## Exercise prompt
Look for the line containing "Convert this chart" in the listing below. Retype that line and every subsequent line through the last one, and only those.

>> BEGIN Provided data

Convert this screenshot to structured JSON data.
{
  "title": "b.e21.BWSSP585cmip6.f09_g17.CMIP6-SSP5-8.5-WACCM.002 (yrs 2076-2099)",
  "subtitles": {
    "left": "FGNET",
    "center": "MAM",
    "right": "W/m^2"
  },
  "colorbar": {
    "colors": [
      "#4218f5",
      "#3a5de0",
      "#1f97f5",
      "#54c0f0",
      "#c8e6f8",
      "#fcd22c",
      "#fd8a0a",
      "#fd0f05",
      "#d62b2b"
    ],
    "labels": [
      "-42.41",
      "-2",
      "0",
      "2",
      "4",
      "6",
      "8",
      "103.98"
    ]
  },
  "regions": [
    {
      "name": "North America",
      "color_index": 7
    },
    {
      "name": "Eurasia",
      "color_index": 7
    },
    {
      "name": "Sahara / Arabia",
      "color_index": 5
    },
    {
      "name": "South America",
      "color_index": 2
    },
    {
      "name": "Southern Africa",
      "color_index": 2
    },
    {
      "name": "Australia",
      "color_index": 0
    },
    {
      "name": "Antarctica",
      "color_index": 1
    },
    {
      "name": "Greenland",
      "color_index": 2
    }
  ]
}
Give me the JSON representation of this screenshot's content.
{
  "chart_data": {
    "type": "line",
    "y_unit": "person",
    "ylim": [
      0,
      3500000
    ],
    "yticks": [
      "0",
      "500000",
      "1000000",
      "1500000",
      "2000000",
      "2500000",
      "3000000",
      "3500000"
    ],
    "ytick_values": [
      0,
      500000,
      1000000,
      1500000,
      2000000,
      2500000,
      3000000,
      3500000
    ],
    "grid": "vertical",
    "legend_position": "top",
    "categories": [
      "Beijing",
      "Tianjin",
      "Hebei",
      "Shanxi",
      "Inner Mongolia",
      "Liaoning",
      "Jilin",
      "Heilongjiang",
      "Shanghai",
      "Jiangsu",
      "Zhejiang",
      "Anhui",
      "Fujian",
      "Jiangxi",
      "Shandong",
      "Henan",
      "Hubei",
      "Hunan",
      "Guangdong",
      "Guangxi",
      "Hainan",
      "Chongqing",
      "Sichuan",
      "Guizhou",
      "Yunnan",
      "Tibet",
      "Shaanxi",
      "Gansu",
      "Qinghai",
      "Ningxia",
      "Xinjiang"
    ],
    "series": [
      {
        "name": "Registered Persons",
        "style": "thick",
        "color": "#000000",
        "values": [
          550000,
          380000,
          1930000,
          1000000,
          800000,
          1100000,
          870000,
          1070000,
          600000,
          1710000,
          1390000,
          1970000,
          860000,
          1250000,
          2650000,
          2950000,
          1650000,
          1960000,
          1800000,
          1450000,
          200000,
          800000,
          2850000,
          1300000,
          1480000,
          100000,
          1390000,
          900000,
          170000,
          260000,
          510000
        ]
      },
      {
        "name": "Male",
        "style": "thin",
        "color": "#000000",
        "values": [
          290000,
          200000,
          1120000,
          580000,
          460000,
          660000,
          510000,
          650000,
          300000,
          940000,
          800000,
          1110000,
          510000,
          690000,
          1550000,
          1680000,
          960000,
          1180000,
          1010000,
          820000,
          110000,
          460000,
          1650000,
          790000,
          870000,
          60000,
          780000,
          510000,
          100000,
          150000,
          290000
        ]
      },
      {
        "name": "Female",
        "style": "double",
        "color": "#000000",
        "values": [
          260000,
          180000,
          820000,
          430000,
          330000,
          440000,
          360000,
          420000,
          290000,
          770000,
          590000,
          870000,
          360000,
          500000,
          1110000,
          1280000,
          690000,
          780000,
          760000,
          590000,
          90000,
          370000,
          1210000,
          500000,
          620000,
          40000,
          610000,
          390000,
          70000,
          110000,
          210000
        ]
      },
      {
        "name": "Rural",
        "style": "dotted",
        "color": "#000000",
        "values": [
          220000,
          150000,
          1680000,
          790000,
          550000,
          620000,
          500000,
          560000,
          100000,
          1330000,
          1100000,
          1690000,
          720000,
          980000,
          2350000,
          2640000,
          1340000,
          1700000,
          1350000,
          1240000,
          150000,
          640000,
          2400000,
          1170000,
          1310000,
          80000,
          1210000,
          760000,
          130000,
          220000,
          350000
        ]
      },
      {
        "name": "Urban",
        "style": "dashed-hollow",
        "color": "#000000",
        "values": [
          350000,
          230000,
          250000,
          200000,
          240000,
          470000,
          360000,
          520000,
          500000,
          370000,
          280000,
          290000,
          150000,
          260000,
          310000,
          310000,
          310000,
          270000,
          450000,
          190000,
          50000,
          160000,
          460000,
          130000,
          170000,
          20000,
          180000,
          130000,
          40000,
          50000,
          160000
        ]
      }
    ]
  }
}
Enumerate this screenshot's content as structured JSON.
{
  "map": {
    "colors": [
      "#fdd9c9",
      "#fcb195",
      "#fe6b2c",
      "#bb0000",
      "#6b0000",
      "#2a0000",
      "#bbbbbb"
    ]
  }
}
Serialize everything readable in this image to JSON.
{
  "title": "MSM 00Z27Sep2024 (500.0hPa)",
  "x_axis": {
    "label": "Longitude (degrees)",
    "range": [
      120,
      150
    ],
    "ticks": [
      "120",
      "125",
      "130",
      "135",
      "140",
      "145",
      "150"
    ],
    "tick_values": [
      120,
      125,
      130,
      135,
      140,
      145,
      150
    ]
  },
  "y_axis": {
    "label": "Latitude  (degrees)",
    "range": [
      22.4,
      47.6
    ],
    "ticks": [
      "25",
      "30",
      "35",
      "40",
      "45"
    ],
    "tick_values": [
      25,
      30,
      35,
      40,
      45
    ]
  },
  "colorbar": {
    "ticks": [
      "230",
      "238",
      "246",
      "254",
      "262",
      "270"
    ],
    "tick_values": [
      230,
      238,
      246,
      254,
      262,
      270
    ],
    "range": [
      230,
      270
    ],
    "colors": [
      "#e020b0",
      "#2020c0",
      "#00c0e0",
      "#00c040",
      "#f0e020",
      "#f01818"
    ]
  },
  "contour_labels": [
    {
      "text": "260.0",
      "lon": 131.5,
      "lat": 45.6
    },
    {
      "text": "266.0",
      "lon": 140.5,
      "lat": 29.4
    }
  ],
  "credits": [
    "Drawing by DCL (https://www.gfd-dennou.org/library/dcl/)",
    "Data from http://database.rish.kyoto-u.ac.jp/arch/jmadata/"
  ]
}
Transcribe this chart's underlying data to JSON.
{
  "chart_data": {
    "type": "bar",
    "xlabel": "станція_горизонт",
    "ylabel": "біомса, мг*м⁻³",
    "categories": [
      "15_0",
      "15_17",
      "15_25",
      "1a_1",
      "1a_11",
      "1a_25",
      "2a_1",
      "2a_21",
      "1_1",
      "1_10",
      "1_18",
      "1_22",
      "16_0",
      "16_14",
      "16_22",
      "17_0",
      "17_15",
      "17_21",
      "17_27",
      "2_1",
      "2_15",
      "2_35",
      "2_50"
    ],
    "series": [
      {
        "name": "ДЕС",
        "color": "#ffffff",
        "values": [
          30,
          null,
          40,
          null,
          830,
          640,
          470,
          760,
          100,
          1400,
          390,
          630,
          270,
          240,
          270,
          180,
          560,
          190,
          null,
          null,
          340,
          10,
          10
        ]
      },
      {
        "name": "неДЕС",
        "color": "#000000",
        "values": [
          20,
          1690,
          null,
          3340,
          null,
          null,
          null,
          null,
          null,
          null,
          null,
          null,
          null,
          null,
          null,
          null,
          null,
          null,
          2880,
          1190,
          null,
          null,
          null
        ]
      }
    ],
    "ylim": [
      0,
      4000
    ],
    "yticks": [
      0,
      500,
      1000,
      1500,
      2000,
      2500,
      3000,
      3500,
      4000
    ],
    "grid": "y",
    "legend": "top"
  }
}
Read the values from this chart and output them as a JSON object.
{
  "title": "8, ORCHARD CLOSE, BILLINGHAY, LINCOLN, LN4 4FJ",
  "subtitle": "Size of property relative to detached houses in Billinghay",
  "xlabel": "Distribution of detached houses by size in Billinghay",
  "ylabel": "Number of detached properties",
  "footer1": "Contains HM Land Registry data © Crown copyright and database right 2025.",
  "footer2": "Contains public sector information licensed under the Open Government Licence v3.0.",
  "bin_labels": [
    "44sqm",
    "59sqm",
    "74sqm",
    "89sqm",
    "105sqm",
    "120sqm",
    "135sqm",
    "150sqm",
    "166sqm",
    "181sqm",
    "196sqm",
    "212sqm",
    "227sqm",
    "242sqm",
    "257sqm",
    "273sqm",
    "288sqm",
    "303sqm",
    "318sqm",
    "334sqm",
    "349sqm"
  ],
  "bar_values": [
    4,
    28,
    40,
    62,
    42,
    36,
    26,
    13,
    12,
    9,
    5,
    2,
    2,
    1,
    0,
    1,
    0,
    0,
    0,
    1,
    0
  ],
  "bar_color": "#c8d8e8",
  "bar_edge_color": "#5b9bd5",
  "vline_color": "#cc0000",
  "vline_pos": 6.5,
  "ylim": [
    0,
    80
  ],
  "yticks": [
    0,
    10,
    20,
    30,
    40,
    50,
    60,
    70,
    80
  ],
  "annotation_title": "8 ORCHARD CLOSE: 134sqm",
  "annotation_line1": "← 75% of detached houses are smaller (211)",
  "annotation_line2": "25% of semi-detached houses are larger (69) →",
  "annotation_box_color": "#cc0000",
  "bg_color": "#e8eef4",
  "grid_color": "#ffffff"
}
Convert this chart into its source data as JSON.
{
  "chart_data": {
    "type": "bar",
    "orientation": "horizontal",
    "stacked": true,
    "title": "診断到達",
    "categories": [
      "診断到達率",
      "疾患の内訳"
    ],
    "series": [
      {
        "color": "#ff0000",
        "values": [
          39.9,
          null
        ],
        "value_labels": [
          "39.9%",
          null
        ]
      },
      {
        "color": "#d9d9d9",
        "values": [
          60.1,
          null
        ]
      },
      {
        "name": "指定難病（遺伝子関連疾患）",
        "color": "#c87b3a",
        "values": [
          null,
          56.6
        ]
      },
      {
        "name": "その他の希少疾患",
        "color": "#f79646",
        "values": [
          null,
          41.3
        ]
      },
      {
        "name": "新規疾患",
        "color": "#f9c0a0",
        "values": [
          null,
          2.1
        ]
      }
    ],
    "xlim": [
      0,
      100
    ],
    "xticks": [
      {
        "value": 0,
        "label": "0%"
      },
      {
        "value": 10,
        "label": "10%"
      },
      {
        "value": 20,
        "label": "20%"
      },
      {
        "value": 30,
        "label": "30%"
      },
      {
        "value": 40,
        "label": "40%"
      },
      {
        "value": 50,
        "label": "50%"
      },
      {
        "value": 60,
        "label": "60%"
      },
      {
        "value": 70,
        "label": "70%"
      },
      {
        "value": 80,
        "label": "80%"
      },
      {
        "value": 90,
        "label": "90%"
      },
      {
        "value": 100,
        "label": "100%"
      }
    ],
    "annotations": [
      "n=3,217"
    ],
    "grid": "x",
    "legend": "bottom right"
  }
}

>> END Provided data

## Result below
Convert this chart into its source data as JSON.
{
  "chart_data": {
    "type": "bar",
    "orientation": "horizontal",
    "stacked": true,
    "title": "診断到達",
    "categories": [
      "診断到達率",
      "疾患の内訳"
    ],
    "series": [
      {
        "color": "#ff0000",
        "values": [
          39.9,
          null
        ],
        "value_labels": [
          "39.9%",
          null
        ]
      },
      {
        "color": "#d9d9d9",
        "values": [
          60.1,
          null
        ]
      },
      {
        "name": "指定難病（遺伝子関連疾患）",
        "color": "#c87b3a",
        "values": [
          null,
          56.6
        ]
      },
      {
        "name": "その他の希少疾患",
        "color": "#f79646",
        "values": [
          null,
          41.3
        ]
      },
      {
        "name": "新規疾患",
        "color": "#f9c0a0",
        "values": [
          null,
          2.1
        ]
      }
    ],
    "xlim": [
      0,
      100
    ],
    "xticks": [
      {
        "value": 0,
        "label": "0%"
      },
      {
        "value": 10,
        "label": "10%"
      },
      {
        "value": 20,
        "label": "20%"
      },
      {
        "value": 30,
        "label": "30%"
      },
      {
        "value": 40,
        "label": "40%"
      },
      {
        "value": 50,
        "label": "50%"
      },
      {
        "value": 60,
        "label": "60%"
      },
      {
        "value": 70,
        "label": "70%"
      },
      {
        "value": 80,
        "label": "80%"
      },
      {
        "value": 90,
        "label": "90%"
      },
      {
        "value": 100,
        "label": "100%"
      }
    ],
    "annotations": [
      "n=3,217"
    ],
    "grid": "x",
    "legend": "bottom right"
  }
}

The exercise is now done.